Gather up the lines that contain "Проти".

Source records
---*---
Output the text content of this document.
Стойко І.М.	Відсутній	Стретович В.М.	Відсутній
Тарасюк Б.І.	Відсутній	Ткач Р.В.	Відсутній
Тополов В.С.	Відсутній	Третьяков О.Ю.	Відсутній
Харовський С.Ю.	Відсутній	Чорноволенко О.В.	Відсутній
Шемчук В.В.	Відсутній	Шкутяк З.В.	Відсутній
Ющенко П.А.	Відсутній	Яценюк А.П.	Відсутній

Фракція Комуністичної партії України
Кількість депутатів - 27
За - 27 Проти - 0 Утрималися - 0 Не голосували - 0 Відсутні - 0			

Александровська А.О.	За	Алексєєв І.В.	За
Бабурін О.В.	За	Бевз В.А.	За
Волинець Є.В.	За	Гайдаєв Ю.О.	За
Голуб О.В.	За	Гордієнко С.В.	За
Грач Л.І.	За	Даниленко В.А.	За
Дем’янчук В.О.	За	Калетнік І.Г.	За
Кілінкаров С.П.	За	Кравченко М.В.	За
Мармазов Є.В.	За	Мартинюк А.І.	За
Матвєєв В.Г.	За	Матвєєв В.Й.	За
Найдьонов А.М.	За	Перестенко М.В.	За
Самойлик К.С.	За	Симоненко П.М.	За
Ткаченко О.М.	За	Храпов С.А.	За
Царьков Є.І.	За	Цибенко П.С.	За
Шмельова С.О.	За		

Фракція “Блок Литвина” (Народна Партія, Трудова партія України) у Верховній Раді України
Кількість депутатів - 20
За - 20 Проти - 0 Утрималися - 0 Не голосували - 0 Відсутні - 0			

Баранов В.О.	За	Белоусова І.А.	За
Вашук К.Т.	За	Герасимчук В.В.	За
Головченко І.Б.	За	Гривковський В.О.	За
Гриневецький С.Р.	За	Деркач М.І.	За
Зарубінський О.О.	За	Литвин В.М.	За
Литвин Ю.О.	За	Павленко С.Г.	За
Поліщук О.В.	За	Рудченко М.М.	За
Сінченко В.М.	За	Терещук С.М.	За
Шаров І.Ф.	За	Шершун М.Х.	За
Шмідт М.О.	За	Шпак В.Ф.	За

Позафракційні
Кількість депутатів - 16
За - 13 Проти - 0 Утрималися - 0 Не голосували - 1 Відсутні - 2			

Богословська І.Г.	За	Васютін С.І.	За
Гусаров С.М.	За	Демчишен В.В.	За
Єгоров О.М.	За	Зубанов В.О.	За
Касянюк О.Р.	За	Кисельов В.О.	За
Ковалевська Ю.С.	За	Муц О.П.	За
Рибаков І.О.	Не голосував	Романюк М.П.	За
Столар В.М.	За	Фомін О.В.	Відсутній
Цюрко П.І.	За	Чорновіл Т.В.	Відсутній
---*---
- **Answer below**:
За - 27 Проти - 0 Утрималися - 0 Не голосували - 0 Відсутні - 0			
За - 20 Проти - 0 Утрималися - 0 Не голосували - 0 Відсутні - 0			
За - 13 Проти - 0 Утрималися - 0 Не голосували - 1 Відсутні - 2			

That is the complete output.